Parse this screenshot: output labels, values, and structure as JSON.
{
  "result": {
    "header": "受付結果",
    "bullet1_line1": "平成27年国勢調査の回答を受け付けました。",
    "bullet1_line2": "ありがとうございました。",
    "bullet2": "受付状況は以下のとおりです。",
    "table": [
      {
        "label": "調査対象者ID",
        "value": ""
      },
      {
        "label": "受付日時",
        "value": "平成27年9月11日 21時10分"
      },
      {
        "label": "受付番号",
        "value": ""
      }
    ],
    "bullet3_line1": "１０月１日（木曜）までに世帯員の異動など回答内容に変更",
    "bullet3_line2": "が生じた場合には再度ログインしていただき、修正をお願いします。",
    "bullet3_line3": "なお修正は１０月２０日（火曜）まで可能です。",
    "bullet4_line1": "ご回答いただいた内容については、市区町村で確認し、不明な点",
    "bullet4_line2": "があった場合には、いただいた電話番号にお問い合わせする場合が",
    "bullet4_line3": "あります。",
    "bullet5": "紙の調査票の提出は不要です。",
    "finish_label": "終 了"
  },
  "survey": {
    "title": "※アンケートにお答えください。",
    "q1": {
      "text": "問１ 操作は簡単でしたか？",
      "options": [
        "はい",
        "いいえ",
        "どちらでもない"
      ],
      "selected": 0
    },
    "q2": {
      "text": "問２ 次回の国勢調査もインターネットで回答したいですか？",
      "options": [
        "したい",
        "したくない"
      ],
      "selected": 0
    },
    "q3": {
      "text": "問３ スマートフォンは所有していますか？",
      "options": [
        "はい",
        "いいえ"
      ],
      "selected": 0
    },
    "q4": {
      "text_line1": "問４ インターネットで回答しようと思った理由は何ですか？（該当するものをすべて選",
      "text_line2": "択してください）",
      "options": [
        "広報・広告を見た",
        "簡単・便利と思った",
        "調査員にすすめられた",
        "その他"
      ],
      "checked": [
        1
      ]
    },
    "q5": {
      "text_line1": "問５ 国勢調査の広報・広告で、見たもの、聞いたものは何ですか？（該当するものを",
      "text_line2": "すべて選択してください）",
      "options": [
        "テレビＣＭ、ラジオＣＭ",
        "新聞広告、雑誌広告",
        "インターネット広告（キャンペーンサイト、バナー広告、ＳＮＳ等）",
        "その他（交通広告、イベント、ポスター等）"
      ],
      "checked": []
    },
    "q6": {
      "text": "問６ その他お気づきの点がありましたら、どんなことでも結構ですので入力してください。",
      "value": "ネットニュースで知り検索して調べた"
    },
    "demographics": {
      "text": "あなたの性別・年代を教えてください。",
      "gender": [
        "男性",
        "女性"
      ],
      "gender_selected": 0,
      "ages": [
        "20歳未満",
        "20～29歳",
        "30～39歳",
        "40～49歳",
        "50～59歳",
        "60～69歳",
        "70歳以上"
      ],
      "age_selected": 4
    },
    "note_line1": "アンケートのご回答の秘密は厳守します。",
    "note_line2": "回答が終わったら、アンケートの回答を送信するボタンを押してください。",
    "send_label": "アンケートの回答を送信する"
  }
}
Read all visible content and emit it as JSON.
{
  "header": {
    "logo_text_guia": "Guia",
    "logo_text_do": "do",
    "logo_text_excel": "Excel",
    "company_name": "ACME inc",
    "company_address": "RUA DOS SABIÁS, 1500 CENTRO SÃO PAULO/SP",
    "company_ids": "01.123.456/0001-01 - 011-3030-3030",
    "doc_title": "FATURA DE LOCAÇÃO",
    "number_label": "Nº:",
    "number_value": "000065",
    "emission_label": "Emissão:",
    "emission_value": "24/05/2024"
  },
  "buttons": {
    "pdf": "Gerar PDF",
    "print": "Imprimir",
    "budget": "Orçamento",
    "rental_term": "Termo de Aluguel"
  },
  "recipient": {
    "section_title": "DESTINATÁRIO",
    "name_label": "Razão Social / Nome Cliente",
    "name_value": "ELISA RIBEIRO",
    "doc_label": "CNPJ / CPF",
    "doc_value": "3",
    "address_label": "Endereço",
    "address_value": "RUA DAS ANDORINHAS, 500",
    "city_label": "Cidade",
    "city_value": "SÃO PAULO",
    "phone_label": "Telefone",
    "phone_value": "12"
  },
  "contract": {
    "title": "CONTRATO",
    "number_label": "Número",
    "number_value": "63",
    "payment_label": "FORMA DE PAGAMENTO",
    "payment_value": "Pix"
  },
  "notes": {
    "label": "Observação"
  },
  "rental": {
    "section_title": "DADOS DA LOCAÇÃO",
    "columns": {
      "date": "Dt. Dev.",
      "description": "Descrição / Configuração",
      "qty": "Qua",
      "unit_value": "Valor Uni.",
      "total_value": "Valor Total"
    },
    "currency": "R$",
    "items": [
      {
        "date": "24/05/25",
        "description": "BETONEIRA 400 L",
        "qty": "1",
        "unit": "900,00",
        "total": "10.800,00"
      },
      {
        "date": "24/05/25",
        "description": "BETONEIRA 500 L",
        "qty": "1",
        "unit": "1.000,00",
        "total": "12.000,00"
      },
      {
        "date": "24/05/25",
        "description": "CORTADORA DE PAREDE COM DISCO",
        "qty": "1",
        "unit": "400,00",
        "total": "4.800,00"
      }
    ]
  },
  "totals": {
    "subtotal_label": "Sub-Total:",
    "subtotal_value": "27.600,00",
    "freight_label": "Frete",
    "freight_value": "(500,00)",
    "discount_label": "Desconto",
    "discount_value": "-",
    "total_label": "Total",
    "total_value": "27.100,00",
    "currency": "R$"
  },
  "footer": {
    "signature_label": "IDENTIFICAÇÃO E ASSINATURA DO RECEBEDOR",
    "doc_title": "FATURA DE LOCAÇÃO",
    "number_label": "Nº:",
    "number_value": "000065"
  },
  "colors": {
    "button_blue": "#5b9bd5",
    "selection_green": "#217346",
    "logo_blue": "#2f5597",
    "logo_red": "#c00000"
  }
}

-- EXERCISE DESCRIPTION --
Once more, set down the full listing, verbatim.

-- CORRECT RESULT --
Parse this screenshot: output labels, values, and structure as JSON.
{
  "result": {
    "header": "受付結果",
    "bullet1_line1": "平成27年国勢調査の回答を受け付けました。",
    "bullet1_line2": "ありがとうございました。",
    "bullet2": "受付状況は以下のとおりです。",
    "table": [
      {
        "label": "調査対象者ID",
        "value": ""
      },
      {
        "label": "受付日時",
        "value": "平成27年9月11日 21時10分"
      },
      {
        "label": "受付番号",
        "value": ""
      }
    ],
    "bullet3_line1": "１０月１日（木曜）までに世帯員の異動など回答内容に変更",
    "bullet3_line2": "が生じた場合には再度ログインしていただき、修正をお願いします。",
    "bullet3_line3": "なお修正は１０月２０日（火曜）まで可能です。",
    "bullet4_line1": "ご回答いただいた内容については、市区町村で確認し、不明な点",
    "bullet4_line2": "があった場合には、いただいた電話番号にお問い合わせする場合が",
    "bullet4_line3": "あります。",
    "bullet5": "紙の調査票の提出は不要です。",
    "finish_label": "終 了"
  },
  "survey": {
    "title": "※アンケートにお答えください。",
    "q1": {
      "text": "問１ 操作は簡単でしたか？",
      "options": [
        "はい",
        "いいえ",
        "どちらでもない"
      ],
      "selected": 0
    },
    "q2": {
      "text": "問２ 次回の国勢調査もインターネットで回答したいですか？",
      "options": [
        "したい",
        "したくない"
      ],
      "selected": 0
    },
    "q3": {
      "text": "問３ スマートフォンは所有していますか？",
      "options": [
        "はい",
        "いいえ"
      ],
      "selected": 0
    },
    "q4": {
      "text_line1": "問４ インターネットで回答しようと思った理由は何ですか？（該当するものをすべて選",
      "text_line2": "択してください）",
      "options": [
        "広報・広告を見た",
        "簡単・便利と思った",
        "調査員にすすめられた",
        "その他"
      ],
      "checked": [
        1
      ]
    },
    "q5": {
      "text_line1": "問５ 国勢調査の広報・広告で、見たもの、聞いたものは何ですか？（該当するものを",
      "text_line2": "すべて選択してください）",
      "options": [
        "テレビＣＭ、ラジオＣＭ",
        "新聞広告、雑誌広告",
        "インターネット広告（キャンペーンサイト、バナー広告、ＳＮＳ等）",
        "その他（交通広告、イベント、ポスター等）"
      ],
      "checked": []
    },
    "q6": {
      "text": "問６ その他お気づきの点がありましたら、どんなことでも結構ですので入力してください。",
      "value": "ネットニュースで知り検索して調べた"
    },
    "demographics": {
      "text": "あなたの性別・年代を教えてください。",
      "gender": [
        "男性",
        "女性"
      ],
      "gender_selected": 0,
      "ages": [
        "20歳未満",
        "20～29歳",
        "30～39歳",
        "40～49歳",
        "50～59歳",
        "60～69歳",
        "70歳以上"
      ],
      "age_selected": 4
    },
    "note_line1": "アンケートのご回答の秘密は厳守します。",
    "note_line2": "回答が終わったら、アンケートの回答を送信するボタンを押してください。",
    "send_label": "アンケートの回答を送信する"
  }
}
Read all visible content and emit it as JSON.
{
  "header": {
    "logo_text_guia": "Guia",
    "logo_text_do": "do",
    "logo_text_excel": "Excel",
    "company_name": "ACME inc",
    "company_address": "RUA DOS SABIÁS, 1500 CENTRO SÃO PAULO/SP",
    "company_ids": "01.123.456/0001-01 - 011-3030-3030",
    "doc_title": "FATURA DE LOCAÇÃO",
    "number_label": "Nº:",
    "number_value": "000065",
    "emission_label": "Emissão:",
    "emission_value": "24/05/2024"
  },
  "buttons": {
    "pdf": "Gerar PDF",
    "print": "Imprimir",
    "budget": "Orçamento",
    "rental_term": "Termo de Aluguel"
  },
  "recipient": {
    "section_title": "DESTINATÁRIO",
    "name_label": "Razão Social / Nome Cliente",
    "name_value": "ELISA RIBEIRO",
    "doc_label": "CNPJ / CPF",
    "doc_value": "3",
    "address_label": "Endereço",
    "address_value": "RUA DAS ANDORINHAS, 500",
    "city_label": "Cidade",
    "city_value": "SÃO PAULO",
    "phone_label": "Telefone",
    "phone_value": "12"
  },
  "contract": {
    "title": "CONTRATO",
    "number_label": "Número",
    "number_value": "63",
    "payment_label": "FORMA DE PAGAMENTO",
    "payment_value": "Pix"
  },
  "notes": {
    "label": "Observação"
  },
  "rental": {
    "section_title": "DADOS DA LOCAÇÃO",
    "columns": {
      "date": "Dt. Dev.",
      "description": "Descrição / Configuração",
      "qty": "Qua",
      "unit_value": "Valor Uni.",
      "total_value": "Valor Total"
    },
    "currency": "R$",
    "items": [
      {
        "date": "24/05/25",
        "description": "BETONEIRA 400 L",
        "qty": "1",
        "unit": "900,00",
        "total": "10.800,00"
      },
      {
        "date": "24/05/25",
        "description": "BETONEIRA 500 L",
        "qty": "1",
        "unit": "1.000,00",
        "total": "12.000,00"
      },
      {
        "date": "24/05/25",
        "description": "CORTADORA DE PAREDE COM DISCO",
        "qty": "1",
        "unit": "400,00",
        "total": "4.800,00"
      }
    ]
  },
  "totals": {
    "subtotal_label": "Sub-Total:",
    "subtotal_value": "27.600,00",
    "freight_label": "Frete",
    "freight_value": "(500,00)",
    "discount_label": "Desconto",
    "discount_value": "-",
    "total_label": "Total",
    "total_value": "27.100,00",
    "currency": "R$"
  },
  "footer": {
    "signature_label": "IDENTIFICAÇÃO E ASSINATURA DO RECEBEDOR",
    "doc_title": "FATURA DE LOCAÇÃO",
    "number_label": "Nº:",
    "number_value": "000065"
  },
  "colors": {
    "button_blue": "#5b9bd5",
    "selection_green": "#217346",
    "logo_blue": "#2f5597",
    "logo_red": "#c00000"
  }
}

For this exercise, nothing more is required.